• Problem: In the records below, locate the line containing "Convert this document image to plain text.", then output that line and all later lines exactly, through the last one.

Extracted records
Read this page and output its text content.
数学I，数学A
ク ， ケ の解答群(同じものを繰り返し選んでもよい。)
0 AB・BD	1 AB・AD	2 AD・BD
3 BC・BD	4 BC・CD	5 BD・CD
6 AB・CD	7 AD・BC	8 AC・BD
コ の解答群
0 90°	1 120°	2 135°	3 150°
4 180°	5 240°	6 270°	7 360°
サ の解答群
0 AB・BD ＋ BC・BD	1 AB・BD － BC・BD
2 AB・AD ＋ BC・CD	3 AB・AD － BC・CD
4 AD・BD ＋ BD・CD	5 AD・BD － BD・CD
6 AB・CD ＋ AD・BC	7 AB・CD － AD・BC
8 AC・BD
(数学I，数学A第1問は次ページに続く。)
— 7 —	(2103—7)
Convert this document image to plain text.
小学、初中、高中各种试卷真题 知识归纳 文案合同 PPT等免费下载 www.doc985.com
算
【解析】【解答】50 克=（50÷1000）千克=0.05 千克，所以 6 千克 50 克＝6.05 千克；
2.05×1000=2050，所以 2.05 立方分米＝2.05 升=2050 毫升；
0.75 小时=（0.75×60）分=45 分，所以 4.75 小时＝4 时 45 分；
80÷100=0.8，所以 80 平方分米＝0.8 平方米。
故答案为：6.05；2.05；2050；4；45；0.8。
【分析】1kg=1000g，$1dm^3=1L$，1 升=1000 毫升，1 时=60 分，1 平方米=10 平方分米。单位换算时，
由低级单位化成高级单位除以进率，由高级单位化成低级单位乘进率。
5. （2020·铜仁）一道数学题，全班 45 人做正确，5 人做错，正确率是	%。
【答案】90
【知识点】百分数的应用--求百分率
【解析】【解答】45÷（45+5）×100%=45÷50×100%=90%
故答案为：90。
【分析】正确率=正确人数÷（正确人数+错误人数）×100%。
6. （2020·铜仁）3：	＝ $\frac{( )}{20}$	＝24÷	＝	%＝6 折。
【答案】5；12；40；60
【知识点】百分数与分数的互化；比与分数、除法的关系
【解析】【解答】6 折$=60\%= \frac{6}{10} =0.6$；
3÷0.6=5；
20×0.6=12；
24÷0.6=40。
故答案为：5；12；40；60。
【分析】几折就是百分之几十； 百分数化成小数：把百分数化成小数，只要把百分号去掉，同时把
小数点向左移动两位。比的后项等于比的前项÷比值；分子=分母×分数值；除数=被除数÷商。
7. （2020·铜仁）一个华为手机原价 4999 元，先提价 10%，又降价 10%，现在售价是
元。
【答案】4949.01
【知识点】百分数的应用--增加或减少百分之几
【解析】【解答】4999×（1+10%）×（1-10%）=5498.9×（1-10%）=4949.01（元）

• Task solution:
Convert this document image to plain text.
小学、初中、高中各种试卷真题 知识归纳 文案合同 PPT等免费下载 www.doc985.com
算
【解析】【解答】50 克=（50÷1000）千克=0.05 千克，所以 6 千克 50 克＝6.05 千克；
2.05×1000=2050，所以 2.05 立方分米＝2.05 升=2050 毫升；
0.75 小时=（0.75×60）分=45 分，所以 4.75 小时＝4 时 45 分；
80÷100=0.8，所以 80 平方分米＝0.8 平方米。
故答案为：6.05；2.05；2050；4；45；0.8。
【分析】1kg=1000g，$1dm^3=1L$，1 升=1000 毫升，1 时=60 分，1 平方米=10 平方分米。单位换算时，
由低级单位化成高级单位除以进率，由高级单位化成低级单位乘进率。
5. （2020·铜仁）一道数学题，全班 45 人做正确，5 人做错，正确率是	%。
【答案】90
【知识点】百分数的应用--求百分率
【解析】【解答】45÷（45+5）×100%=45÷50×100%=90%
故答案为：90。
【分析】正确率=正确人数÷（正确人数+错误人数）×100%。
6. （2020·铜仁）3：	＝ $\frac{( )}{20}$	＝24÷	＝	%＝6 折。
【答案】5；12；40；60
【知识点】百分数与分数的互化；比与分数、除法的关系
【解析】【解答】6 折$=60\%= \frac{6}{10} =0.6$；
3÷0.6=5；
20×0.6=12；
24÷0.6=40。
故答案为：5；12；40；60。
【分析】几折就是百分之几十； 百分数化成小数：把百分数化成小数，只要把百分号去掉，同时把
小数点向左移动两位。比的后项等于比的前项÷比值；分子=分母×分数值；除数=被除数÷商。
7. （2020·铜仁）一个华为手机原价 4999 元，先提价 10%，又降价 10%，现在售价是
元。
【答案】4949.01
【知识点】百分数的应用--增加或减少百分之几
【解析】【解答】4999×（1+10%）×（1-10%）=5498.9×（1-10%）=4949.01（元）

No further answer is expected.